-- TASK BRIEF --
Quote the full listing word for word.

(Stored records)
⁂

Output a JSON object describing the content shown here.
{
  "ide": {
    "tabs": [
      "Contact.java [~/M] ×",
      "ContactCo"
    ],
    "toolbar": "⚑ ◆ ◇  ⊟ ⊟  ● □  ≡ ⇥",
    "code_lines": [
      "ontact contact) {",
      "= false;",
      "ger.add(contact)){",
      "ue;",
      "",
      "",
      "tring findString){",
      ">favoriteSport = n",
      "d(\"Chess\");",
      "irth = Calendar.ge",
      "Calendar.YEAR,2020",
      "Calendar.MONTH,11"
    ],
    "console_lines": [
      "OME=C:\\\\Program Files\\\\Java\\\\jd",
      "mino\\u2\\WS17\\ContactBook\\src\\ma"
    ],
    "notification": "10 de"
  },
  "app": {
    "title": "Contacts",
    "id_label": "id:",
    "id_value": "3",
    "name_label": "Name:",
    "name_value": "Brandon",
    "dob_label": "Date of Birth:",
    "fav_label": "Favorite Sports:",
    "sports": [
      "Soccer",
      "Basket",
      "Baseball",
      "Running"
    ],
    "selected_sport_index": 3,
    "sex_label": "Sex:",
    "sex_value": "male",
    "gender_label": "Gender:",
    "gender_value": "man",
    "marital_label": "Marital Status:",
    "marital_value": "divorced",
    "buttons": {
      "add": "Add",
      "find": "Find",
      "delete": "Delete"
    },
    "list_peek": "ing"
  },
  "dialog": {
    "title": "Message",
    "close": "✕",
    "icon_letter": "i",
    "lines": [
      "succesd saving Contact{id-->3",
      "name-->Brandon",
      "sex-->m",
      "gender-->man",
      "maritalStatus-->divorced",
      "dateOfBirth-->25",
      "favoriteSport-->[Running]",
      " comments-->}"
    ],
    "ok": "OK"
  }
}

⁂

-- ANSWER IN FULL --
Output a JSON object describing the content shown here.
{
  "ide": {
    "tabs": [
      "Contact.java [~/M] ×",
      "ContactCo"
    ],
    "toolbar": "⚑ ◆ ◇  ⊟ ⊟  ● □  ≡ ⇥",
    "code_lines": [
      "ontact contact) {",
      "= false;",
      "ger.add(contact)){",
      "ue;",
      "",
      "",
      "tring findString){",
      ">favoriteSport = n",
      "d(\"Chess\");",
      "irth = Calendar.ge",
      "Calendar.YEAR,2020",
      "Calendar.MONTH,11"
    ],
    "console_lines": [
      "OME=C:\\\\Program Files\\\\Java\\\\jd",
      "mino\\u2\\WS17\\ContactBook\\src\\ma"
    ],
    "notification": "10 de"
  },
  "app": {
    "title": "Contacts",
    "id_label": "id:",
    "id_value": "3",
    "name_label": "Name:",
    "name_value": "Brandon",
    "dob_label": "Date of Birth:",
    "fav_label": "Favorite Sports:",
    "sports": [
      "Soccer",
      "Basket",
      "Baseball",
      "Running"
    ],
    "selected_sport_index": 3,
    "sex_label": "Sex:",
    "sex_value": "male",
    "gender_label": "Gender:",
    "gender_value": "man",
    "marital_label": "Marital Status:",
    "marital_value": "divorced",
    "buttons": {
      "add": "Add",
      "find": "Find",
      "delete": "Delete"
    },
    "list_peek": "ing"
  },
  "dialog": {
    "title": "Message",
    "close": "✕",
    "icon_letter": "i",
    "lines": [
      "succesd saving Contact{id-->3",
      "name-->Brandon",
      "sex-->m",
      "gender-->man",
      "maritalStatus-->divorced",
      "dateOfBirth-->25",
      "favoriteSport-->[Running]",
      " comments-->}"
    ],
    "ok": "OK"
  }
}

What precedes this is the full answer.